Data records:
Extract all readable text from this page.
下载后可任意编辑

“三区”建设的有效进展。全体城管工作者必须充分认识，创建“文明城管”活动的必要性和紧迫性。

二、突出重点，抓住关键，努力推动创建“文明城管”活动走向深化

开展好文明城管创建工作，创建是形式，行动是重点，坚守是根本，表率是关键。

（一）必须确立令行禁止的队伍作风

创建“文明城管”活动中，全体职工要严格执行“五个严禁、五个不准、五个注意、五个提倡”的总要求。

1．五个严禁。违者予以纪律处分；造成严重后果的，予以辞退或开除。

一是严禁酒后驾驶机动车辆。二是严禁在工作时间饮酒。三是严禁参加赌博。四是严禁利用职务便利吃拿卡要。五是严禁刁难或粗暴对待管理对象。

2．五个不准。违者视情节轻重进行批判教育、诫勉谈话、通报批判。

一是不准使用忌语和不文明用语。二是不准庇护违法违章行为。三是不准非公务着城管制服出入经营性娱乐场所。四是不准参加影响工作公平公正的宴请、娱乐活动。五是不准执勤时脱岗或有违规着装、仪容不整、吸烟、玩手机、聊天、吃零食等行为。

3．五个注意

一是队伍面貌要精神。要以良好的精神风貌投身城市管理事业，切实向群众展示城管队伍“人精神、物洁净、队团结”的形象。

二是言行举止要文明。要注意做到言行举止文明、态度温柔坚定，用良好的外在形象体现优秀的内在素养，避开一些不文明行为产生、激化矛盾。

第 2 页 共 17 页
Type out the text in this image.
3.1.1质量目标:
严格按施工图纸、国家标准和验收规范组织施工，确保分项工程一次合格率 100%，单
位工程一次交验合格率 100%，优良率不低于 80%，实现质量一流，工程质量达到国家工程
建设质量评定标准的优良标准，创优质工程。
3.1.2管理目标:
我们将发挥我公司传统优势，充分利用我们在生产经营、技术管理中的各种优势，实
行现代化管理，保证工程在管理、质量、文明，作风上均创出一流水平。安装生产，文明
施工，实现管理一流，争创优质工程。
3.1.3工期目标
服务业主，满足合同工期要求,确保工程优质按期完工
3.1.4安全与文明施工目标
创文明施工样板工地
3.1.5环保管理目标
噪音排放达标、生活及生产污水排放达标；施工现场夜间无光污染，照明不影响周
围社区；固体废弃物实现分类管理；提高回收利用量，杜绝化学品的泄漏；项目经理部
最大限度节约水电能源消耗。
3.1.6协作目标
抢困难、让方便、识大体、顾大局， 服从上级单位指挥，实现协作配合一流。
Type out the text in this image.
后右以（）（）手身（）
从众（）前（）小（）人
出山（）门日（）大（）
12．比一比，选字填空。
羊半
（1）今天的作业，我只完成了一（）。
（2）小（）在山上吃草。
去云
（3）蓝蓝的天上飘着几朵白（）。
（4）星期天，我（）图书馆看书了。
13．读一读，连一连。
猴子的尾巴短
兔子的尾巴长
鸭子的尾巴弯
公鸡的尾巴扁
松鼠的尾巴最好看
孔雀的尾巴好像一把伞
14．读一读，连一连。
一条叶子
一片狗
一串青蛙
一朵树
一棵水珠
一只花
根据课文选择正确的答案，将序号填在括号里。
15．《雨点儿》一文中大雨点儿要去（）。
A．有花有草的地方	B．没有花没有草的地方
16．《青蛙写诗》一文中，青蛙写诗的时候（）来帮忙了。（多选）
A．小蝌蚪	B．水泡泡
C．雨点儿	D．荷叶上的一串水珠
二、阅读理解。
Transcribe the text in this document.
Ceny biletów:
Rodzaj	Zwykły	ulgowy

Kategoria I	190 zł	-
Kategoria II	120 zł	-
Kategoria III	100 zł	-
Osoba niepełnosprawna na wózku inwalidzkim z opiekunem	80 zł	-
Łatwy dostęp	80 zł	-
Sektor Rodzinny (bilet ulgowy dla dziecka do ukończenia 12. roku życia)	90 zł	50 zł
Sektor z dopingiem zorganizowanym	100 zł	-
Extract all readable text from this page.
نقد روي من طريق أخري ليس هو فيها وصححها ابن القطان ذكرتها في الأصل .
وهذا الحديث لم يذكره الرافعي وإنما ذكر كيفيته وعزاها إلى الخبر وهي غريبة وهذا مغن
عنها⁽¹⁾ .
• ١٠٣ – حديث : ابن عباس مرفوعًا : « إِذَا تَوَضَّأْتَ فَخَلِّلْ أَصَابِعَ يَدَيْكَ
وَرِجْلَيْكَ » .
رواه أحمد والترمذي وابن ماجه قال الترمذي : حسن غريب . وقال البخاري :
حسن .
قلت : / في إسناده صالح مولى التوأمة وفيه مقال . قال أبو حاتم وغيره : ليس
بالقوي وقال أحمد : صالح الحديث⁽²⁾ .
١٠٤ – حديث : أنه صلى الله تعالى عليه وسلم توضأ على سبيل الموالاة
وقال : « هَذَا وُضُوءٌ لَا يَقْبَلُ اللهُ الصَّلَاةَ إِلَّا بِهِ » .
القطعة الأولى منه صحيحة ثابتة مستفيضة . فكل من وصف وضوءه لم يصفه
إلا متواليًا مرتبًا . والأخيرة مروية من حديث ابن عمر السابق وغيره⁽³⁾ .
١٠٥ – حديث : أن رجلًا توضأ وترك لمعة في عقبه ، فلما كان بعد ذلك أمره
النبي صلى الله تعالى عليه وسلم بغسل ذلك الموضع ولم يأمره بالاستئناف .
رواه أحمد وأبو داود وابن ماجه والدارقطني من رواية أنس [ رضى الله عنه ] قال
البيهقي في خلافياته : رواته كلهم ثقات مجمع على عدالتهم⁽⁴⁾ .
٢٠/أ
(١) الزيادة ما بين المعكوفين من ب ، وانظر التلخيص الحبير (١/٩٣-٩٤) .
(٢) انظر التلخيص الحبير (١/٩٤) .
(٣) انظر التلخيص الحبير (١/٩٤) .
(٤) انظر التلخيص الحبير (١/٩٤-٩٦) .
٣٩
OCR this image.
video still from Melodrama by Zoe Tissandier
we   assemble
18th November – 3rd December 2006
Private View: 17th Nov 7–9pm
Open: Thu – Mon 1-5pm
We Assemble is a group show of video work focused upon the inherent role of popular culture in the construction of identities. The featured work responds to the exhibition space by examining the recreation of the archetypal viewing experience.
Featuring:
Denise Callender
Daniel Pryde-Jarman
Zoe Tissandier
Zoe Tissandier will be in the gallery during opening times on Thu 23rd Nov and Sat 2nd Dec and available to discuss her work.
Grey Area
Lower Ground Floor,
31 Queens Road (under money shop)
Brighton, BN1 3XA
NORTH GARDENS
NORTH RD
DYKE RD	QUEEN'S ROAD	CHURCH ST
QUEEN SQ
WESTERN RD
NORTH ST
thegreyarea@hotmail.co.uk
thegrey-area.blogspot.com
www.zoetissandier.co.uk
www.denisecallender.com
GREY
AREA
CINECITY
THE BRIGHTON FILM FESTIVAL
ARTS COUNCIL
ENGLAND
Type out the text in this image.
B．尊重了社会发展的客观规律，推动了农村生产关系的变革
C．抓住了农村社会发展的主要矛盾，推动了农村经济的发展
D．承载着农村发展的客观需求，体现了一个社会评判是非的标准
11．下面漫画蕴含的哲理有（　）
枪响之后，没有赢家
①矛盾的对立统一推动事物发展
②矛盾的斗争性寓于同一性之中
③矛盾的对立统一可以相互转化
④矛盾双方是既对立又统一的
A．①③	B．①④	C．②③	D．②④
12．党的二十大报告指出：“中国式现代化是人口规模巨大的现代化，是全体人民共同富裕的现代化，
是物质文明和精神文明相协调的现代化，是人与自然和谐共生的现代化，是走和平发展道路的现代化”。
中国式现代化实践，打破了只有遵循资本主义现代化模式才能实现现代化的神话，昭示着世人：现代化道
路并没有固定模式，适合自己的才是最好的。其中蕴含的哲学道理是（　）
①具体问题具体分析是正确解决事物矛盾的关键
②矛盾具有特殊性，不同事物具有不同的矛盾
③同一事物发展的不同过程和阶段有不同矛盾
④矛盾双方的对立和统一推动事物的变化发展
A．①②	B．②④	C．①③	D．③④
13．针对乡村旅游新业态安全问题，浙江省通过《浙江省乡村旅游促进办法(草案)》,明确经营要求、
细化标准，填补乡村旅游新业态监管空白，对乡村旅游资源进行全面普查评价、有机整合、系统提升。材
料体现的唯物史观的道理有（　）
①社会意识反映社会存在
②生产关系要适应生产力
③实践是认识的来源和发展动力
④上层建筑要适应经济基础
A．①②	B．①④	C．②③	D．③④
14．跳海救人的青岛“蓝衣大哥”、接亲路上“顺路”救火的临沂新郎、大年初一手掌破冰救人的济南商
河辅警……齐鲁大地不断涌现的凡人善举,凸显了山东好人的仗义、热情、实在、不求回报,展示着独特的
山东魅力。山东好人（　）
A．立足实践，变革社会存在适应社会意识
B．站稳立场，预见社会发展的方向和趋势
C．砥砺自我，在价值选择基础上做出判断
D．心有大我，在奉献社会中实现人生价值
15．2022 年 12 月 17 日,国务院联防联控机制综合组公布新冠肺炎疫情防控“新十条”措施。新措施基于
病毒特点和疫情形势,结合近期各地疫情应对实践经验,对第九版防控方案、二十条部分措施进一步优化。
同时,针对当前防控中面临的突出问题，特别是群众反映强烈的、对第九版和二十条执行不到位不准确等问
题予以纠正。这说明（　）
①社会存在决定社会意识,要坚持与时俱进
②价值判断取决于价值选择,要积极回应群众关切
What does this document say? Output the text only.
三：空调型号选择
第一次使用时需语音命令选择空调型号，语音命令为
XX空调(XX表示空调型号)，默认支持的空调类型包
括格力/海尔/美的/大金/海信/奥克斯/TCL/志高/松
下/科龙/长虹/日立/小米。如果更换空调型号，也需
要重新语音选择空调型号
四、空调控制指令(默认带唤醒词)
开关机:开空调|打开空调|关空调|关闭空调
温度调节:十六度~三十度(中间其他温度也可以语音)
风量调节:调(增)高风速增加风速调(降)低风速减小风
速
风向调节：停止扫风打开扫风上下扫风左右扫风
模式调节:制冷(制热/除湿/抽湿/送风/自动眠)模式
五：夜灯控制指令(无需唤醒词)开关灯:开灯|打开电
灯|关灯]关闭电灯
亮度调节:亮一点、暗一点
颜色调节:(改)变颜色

Task to complete:
Determine how many lines of the entries above carry the string "五个严禁", and give that number alone.

Solution for this exercise:
2